** Begin Listed records **

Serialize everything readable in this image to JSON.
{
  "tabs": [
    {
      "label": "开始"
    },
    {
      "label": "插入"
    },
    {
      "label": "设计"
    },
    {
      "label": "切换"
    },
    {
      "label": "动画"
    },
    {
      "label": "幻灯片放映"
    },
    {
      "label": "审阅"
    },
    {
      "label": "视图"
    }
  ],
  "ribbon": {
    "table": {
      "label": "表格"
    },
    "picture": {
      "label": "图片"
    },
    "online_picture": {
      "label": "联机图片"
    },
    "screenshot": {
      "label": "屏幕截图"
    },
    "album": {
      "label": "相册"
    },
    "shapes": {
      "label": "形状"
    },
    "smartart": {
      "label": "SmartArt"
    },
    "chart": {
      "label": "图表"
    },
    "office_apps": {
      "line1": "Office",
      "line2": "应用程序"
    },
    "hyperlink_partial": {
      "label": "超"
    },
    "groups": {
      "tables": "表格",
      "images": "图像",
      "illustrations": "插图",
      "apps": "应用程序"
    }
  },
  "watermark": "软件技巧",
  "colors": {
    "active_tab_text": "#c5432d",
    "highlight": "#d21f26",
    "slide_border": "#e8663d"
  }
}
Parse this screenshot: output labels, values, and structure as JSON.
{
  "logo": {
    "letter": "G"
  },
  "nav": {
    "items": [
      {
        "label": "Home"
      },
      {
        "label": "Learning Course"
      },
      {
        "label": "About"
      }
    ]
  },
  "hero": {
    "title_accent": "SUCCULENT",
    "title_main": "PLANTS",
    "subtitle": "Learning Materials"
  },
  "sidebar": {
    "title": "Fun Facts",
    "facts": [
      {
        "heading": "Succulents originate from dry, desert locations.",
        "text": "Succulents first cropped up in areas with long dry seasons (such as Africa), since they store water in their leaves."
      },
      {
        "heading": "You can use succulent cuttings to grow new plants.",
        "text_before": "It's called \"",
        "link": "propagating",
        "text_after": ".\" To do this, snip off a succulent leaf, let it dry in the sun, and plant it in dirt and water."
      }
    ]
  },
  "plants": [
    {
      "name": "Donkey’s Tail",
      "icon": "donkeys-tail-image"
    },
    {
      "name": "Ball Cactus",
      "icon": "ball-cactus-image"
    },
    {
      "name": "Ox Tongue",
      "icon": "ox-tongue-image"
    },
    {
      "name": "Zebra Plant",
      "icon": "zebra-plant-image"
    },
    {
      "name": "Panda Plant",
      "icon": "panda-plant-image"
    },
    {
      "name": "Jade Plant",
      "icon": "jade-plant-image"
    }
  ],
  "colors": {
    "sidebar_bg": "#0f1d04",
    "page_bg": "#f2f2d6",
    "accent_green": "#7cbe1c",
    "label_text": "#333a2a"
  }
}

** End Listed records **

→ Goal:
Pull out each line of the listing that holds the string "icon".

→ The response:
      "icon": "donkeys-tail-image"
      "icon": "ball-cactus-image"
      "icon": "ox-tongue-image"
      "icon": "zebra-plant-image"
      "icon": "panda-plant-image"
      "icon": "jade-plant-image"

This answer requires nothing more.